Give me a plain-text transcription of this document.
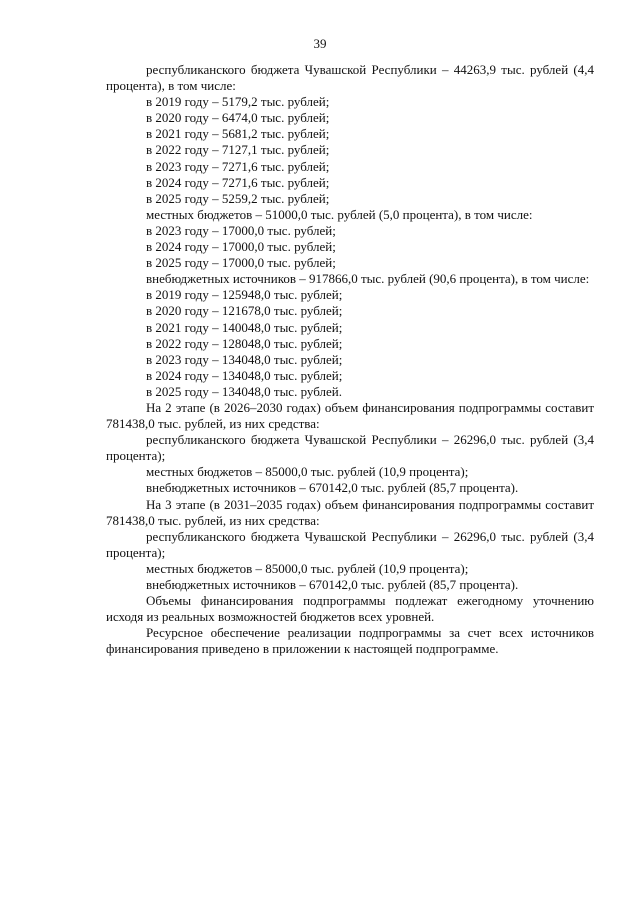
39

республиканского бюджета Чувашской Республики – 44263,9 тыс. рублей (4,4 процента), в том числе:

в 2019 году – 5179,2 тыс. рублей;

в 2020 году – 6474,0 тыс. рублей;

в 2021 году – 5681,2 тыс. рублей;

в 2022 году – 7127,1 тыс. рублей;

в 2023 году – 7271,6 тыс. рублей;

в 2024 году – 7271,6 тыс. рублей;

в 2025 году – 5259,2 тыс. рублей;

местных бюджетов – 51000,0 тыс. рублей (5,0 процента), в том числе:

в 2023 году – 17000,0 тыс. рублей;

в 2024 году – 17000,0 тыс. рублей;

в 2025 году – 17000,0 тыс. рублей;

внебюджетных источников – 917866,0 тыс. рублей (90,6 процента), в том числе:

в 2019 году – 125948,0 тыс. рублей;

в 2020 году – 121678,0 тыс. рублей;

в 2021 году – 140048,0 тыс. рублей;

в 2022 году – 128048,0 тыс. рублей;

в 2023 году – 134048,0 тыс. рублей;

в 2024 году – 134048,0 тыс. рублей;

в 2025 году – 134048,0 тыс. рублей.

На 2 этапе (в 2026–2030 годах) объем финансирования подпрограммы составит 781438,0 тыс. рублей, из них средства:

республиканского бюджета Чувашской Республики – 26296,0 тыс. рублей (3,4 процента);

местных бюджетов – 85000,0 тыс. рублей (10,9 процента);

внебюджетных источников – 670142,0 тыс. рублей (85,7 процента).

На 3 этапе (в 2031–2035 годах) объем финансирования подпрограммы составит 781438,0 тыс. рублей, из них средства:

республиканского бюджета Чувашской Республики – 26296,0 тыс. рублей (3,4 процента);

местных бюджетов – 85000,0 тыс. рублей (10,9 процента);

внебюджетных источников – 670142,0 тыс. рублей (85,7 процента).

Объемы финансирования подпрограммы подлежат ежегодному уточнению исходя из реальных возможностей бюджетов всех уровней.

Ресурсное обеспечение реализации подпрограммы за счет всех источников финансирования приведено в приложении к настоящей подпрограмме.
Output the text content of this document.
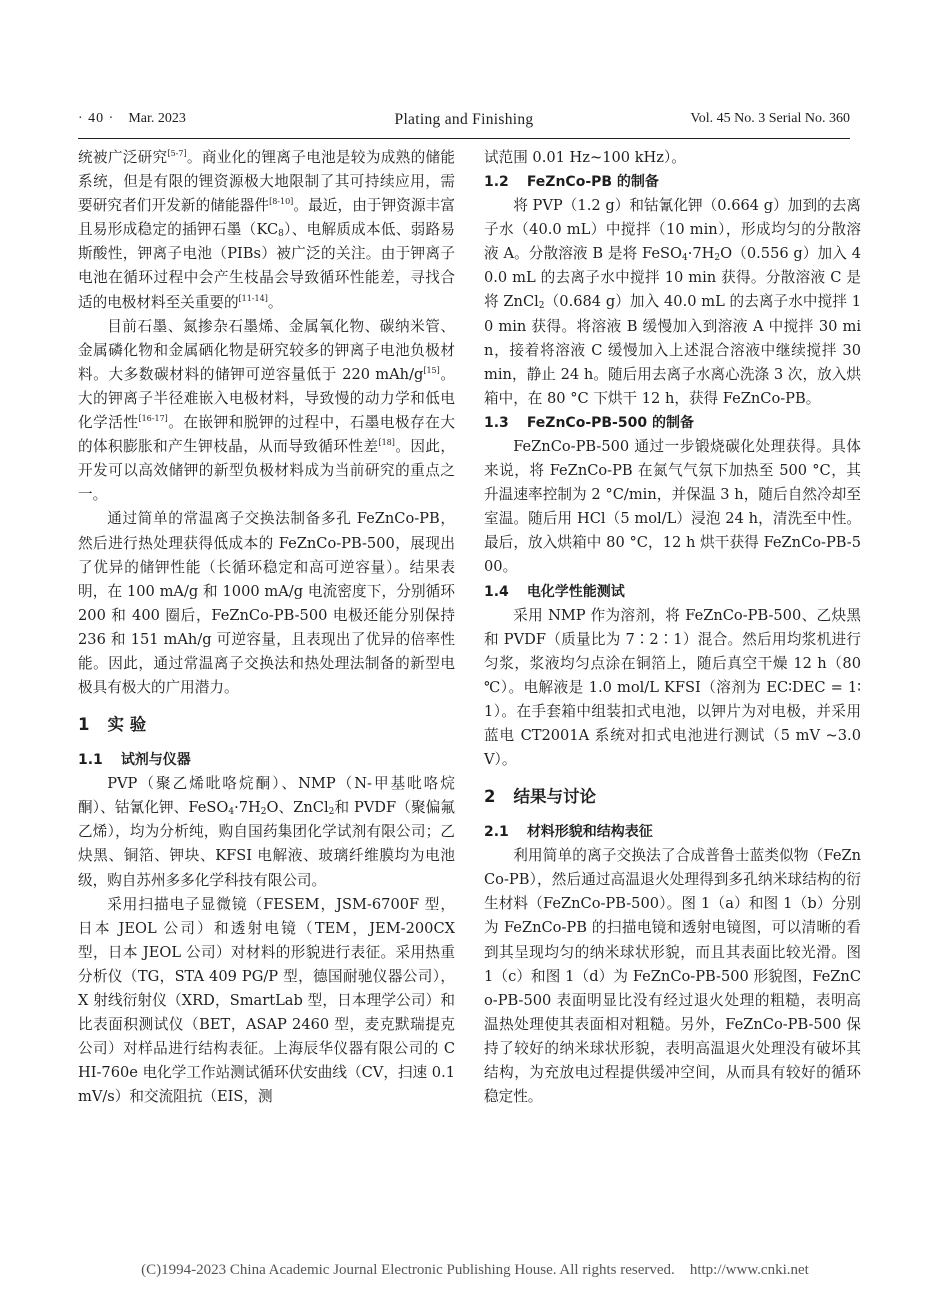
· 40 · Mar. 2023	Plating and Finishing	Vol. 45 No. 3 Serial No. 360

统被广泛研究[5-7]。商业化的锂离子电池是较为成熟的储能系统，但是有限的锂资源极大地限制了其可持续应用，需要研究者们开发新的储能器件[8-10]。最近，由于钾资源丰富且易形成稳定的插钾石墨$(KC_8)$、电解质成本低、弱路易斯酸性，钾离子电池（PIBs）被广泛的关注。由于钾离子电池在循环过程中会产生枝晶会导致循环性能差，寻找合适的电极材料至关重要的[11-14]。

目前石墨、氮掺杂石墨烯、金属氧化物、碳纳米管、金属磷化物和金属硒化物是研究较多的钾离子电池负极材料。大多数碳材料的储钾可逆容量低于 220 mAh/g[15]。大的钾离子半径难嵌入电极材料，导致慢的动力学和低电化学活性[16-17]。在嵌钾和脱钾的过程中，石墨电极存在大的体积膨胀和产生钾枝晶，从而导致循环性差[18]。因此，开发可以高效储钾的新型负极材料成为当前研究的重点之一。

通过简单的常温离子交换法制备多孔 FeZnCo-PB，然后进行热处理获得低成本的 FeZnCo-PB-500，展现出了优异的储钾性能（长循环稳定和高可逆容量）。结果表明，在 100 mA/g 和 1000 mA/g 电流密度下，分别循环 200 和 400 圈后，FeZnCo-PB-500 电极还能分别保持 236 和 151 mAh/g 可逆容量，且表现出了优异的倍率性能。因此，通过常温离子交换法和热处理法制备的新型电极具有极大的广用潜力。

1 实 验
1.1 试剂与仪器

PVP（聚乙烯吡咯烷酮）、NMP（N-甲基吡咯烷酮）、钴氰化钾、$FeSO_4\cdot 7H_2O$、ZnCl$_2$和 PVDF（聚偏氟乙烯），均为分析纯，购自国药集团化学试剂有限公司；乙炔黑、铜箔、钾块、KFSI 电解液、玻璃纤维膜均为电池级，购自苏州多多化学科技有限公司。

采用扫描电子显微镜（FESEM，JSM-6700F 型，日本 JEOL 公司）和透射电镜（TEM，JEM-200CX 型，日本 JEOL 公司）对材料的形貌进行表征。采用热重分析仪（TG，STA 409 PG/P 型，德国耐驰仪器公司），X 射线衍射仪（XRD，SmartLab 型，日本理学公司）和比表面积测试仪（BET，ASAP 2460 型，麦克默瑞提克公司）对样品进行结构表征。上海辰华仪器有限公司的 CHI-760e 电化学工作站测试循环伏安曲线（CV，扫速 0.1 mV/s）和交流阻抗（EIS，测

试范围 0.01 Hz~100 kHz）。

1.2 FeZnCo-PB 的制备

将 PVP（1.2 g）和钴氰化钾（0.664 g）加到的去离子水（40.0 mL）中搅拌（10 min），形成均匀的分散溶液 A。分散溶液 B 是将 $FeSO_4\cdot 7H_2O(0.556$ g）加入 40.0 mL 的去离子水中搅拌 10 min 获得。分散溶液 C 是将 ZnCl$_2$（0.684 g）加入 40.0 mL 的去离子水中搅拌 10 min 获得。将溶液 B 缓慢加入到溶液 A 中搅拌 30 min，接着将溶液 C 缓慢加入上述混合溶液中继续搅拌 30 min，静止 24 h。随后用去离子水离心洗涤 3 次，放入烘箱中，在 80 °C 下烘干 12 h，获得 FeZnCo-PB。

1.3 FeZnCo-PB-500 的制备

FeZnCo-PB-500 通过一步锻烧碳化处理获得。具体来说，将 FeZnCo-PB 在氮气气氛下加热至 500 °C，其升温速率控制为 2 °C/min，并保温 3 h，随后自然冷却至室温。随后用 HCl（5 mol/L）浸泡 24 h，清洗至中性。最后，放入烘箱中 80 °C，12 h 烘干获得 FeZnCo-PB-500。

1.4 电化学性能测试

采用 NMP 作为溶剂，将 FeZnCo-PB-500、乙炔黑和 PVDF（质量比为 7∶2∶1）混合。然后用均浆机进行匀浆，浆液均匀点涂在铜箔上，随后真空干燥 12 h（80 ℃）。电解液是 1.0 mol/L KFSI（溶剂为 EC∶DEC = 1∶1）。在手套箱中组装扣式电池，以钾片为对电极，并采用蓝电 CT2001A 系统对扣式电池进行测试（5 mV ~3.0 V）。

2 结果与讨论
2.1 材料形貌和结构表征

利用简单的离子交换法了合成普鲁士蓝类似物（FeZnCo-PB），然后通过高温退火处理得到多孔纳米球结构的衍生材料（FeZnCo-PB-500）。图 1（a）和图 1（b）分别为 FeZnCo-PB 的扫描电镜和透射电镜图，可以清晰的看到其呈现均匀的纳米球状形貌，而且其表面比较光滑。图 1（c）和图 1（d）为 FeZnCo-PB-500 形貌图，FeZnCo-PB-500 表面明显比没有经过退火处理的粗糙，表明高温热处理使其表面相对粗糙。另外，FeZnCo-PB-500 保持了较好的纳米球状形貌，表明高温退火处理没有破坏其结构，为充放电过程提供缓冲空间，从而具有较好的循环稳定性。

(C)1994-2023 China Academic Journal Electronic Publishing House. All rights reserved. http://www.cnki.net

======

*WORK TO COMPLETE:* Among the entries above, how many lines hold the word "подпрограммы"? Reply with only that number.

*WRITTEN RESPONSE:* 4